## Task details
Check each line of the material below, and copy it if it holds the string "Georgia".

** START OF Record set **

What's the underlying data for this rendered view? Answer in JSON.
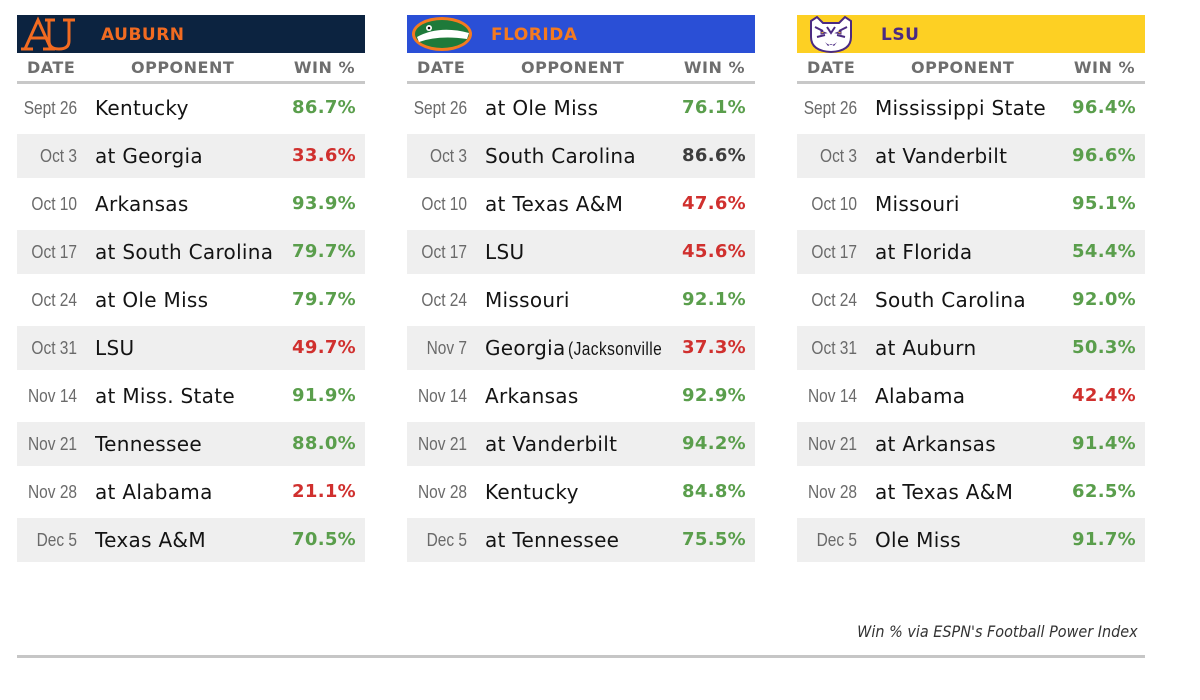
{
  "colors": {
    "win_green": "#5a9e4c",
    "win_red": "#d0302e",
    "win_neutral": "#3d3d3d"
  },
  "column_headers": {
    "date": "DATE",
    "opponent": "OPPONENT",
    "win": "WIN %"
  },
  "chart_data": {
    "type": "table",
    "columns": [
      "DATE",
      "OPPONENT",
      "WIN %"
    ],
    "teams": [
      {
        "name": "AUBURN",
        "header_color": "#0c2340",
        "name_color": "#f26b21",
        "logo": "auburn-au-logo",
        "games": [
          {
            "date": "Sept 26",
            "opponent": "Kentucky",
            "win": "86.7%",
            "color": "#5a9e4c"
          },
          {
            "date": "Oct 3",
            "opponent": "at Georgia",
            "win": "33.6%",
            "color": "#d0302e"
          },
          {
            "date": "Oct 10",
            "opponent": "Arkansas",
            "win": "93.9%",
            "color": "#5a9e4c"
          },
          {
            "date": "Oct 17",
            "opponent": "at South Carolina",
            "win": "79.7%",
            "color": "#5a9e4c"
          },
          {
            "date": "Oct 24",
            "opponent": "at Ole Miss",
            "win": "79.7%",
            "color": "#5a9e4c"
          },
          {
            "date": "Oct 31",
            "opponent": "LSU",
            "win": "49.7%",
            "color": "#d0302e"
          },
          {
            "date": "Nov 14",
            "opponent": "at Miss. State",
            "win": "91.9%",
            "color": "#5a9e4c"
          },
          {
            "date": "Nov 21",
            "opponent": "Tennessee",
            "win": "88.0%",
            "color": "#5a9e4c"
          },
          {
            "date": "Nov 28",
            "opponent": "at Alabama",
            "win": "21.1%",
            "color": "#d0302e"
          },
          {
            "date": "Dec 5",
            "opponent": "Texas A&M",
            "win": "70.5%",
            "color": "#5a9e4c"
          }
        ]
      },
      {
        "name": "FLORIDA",
        "header_color": "#2a4fd6",
        "name_color": "#f47a20",
        "logo": "florida-gator-logo",
        "games": [
          {
            "date": "Sept 26",
            "opponent": "at Ole Miss",
            "win": "76.1%",
            "color": "#5a9e4c"
          },
          {
            "date": "Oct 3",
            "opponent": "South Carolina",
            "win": "86.6%",
            "color": "#3d3d3d"
          },
          {
            "date": "Oct 10",
            "opponent": "at Texas A&M",
            "win": "47.6%",
            "color": "#d0302e"
          },
          {
            "date": "Oct 17",
            "opponent": "LSU",
            "win": "45.6%",
            "color": "#d0302e"
          },
          {
            "date": "Oct 24",
            "opponent": "Missouri",
            "win": "92.1%",
            "color": "#5a9e4c"
          },
          {
            "date": "Nov 7",
            "opponent": "Georgia",
            "note": "(Jacksonville",
            "win": "37.3%",
            "color": "#d0302e"
          },
          {
            "date": "Nov 14",
            "opponent": "Arkansas",
            "win": "92.9%",
            "color": "#5a9e4c"
          },
          {
            "date": "Nov 21",
            "opponent": "at Vanderbilt",
            "win": "94.2%",
            "color": "#5a9e4c"
          },
          {
            "date": "Nov 28",
            "opponent": "Kentucky",
            "win": "84.8%",
            "color": "#5a9e4c"
          },
          {
            "date": "Dec 5",
            "opponent": "at Tennessee",
            "win": "75.5%",
            "color": "#5a9e4c"
          }
        ]
      },
      {
        "name": "LSU",
        "header_color": "#fdd023",
        "name_color": "#4b2a82",
        "logo": "lsu-tiger-logo",
        "games": [
          {
            "date": "Sept 26",
            "opponent": "Mississippi State",
            "win": "96.4%",
            "color": "#5a9e4c"
          },
          {
            "date": "Oct 3",
            "opponent": "at Vanderbilt",
            "win": "96.6%",
            "color": "#5a9e4c"
          },
          {
            "date": "Oct 10",
            "opponent": "Missouri",
            "win": "95.1%",
            "color": "#5a9e4c"
          },
          {
            "date": "Oct 17",
            "opponent": "at Florida",
            "win": "54.4%",
            "color": "#5a9e4c"
          },
          {
            "date": "Oct 24",
            "opponent": "South Carolina",
            "win": "92.0%",
            "color": "#5a9e4c"
          },
          {
            "date": "Oct 31",
            "opponent": "at Auburn",
            "win": "50.3%",
            "color": "#5a9e4c"
          },
          {
            "date": "Nov 14",
            "opponent": "Alabama",
            "win": "42.4%",
            "color": "#d0302e"
          },
          {
            "date": "Nov 21",
            "opponent": "at Arkansas",
            "win": "91.4%",
            "color": "#5a9e4c"
          },
          {
            "date": "Nov 28",
            "opponent": "at Texas A&M",
            "win": "62.5%",
            "color": "#5a9e4c"
          },
          {
            "date": "Dec 5",
            "opponent": "Ole Miss",
            "win": "91.7%",
            "color": "#5a9e4c"
          }
        ]
      }
    ]
  },
  "footer": {
    "source": "Win % via ESPN's Football Power Index"
  }
}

** END OF Record set **

## Written response
            "opponent": "at Georgia",
            "opponent": "Georgia",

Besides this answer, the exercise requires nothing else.